[Records from a collection of figures]
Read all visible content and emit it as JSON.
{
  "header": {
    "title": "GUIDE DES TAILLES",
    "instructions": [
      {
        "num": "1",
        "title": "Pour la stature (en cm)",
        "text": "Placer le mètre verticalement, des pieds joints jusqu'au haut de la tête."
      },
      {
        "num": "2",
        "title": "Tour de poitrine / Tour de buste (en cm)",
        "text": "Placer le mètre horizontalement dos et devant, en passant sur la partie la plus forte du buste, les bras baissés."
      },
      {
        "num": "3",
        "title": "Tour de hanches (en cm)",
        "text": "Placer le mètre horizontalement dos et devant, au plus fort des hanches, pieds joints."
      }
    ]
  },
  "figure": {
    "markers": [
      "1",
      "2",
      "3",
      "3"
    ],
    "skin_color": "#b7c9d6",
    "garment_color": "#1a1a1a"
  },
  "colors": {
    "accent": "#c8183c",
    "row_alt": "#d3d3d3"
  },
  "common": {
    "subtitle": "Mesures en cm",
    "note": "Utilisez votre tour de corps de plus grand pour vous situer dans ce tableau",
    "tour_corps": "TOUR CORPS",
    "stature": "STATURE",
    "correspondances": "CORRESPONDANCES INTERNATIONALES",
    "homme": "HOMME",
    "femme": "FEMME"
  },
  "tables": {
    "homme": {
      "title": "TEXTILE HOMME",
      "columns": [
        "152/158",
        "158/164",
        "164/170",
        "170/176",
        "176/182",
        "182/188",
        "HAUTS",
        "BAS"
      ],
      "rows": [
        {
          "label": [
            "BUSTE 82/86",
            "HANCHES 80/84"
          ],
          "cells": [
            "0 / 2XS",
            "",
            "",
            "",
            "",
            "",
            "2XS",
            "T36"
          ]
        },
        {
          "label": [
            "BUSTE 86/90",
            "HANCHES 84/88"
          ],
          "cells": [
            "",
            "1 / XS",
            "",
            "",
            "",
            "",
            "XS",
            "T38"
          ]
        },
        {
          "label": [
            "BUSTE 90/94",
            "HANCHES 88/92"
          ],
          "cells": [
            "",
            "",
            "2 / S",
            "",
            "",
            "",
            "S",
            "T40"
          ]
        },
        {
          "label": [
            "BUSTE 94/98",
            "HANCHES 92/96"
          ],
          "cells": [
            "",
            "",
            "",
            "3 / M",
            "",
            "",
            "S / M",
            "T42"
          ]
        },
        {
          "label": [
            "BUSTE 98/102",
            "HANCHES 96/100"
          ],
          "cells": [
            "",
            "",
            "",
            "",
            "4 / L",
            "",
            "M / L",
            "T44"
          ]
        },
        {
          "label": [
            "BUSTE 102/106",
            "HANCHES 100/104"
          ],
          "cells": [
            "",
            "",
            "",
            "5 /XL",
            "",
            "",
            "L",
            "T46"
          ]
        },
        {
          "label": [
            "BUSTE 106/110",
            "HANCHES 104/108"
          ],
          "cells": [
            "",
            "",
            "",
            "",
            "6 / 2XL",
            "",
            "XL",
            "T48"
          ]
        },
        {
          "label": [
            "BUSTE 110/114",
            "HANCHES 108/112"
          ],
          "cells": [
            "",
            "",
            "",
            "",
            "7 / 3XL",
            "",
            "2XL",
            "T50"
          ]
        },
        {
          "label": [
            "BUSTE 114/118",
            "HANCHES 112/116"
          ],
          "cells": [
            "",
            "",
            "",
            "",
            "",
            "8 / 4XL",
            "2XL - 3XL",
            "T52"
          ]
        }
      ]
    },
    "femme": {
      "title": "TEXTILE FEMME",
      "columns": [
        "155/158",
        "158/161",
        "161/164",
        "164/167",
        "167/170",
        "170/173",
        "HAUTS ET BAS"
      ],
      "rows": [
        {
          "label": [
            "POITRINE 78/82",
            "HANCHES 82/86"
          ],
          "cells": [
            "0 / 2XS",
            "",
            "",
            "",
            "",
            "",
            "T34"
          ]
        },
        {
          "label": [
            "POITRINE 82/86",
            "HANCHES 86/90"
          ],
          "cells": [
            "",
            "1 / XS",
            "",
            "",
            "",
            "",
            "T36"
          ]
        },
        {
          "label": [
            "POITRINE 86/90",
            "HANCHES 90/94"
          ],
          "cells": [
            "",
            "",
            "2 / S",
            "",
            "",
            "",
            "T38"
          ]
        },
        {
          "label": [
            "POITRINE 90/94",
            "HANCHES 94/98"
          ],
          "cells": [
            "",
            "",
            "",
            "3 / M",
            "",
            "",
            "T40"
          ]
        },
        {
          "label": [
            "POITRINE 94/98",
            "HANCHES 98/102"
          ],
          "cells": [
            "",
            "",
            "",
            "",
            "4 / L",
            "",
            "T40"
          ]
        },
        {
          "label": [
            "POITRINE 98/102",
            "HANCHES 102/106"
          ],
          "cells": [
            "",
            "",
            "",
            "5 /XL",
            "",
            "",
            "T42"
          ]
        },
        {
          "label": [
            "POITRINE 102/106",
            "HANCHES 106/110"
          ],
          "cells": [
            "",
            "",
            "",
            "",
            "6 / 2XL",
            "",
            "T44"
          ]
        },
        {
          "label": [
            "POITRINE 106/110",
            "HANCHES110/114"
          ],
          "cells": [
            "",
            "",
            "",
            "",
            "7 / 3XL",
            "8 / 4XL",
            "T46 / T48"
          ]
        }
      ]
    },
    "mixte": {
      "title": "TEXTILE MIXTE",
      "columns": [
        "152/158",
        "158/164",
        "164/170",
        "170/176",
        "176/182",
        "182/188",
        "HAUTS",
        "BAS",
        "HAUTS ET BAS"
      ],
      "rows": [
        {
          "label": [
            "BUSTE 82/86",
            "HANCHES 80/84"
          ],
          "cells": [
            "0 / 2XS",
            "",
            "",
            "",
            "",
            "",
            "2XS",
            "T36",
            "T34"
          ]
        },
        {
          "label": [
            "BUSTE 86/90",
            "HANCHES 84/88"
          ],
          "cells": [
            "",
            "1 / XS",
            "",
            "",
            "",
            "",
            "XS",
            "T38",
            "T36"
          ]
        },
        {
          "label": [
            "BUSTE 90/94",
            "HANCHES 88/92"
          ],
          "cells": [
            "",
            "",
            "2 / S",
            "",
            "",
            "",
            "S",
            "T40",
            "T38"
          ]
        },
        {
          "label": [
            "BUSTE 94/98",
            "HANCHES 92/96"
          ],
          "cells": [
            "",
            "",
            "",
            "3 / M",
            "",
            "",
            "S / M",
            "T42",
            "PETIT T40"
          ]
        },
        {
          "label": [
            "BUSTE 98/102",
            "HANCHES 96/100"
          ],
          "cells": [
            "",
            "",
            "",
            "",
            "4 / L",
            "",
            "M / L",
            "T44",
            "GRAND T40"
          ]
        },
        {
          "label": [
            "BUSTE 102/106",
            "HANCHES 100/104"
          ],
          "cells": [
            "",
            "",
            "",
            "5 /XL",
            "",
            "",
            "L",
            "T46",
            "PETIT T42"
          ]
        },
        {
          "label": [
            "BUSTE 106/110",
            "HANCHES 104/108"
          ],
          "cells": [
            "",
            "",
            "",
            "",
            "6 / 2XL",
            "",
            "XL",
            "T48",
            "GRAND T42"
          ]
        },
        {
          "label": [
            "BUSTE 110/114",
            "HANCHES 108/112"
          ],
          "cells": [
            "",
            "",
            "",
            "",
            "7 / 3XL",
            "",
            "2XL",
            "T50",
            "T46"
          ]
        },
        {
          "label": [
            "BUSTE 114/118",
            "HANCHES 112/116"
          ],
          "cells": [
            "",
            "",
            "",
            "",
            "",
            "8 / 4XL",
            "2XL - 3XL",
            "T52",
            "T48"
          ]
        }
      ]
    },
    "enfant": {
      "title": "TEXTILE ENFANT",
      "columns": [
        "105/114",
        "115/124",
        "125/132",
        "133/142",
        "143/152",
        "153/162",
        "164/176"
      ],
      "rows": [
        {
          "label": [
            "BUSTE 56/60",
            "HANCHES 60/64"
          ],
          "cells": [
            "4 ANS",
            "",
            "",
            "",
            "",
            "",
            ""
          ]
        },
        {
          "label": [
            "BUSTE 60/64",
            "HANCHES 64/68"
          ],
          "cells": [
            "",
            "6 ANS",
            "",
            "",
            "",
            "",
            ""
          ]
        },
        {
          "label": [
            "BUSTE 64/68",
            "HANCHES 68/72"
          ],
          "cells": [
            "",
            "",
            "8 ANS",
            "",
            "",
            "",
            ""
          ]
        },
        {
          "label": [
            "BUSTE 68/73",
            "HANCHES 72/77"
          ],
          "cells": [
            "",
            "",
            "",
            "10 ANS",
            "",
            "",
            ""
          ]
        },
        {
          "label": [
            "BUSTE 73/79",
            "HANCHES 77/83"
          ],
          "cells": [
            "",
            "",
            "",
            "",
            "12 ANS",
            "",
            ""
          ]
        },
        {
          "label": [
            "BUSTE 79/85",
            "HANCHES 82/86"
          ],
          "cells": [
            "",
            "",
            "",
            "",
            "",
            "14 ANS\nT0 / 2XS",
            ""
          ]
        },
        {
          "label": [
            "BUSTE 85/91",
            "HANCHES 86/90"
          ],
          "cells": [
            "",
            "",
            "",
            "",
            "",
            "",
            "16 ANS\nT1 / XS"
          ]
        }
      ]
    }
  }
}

▶ Objective: Give every line of the material that includes the string "joints".

▶ Answer:
        "text": "Placer le mètre verticalement, des pieds joints jusqu'au haut de la tête."
        "text": "Placer le mètre horizontalement dos et devant, au plus fort des hanches, pieds joints."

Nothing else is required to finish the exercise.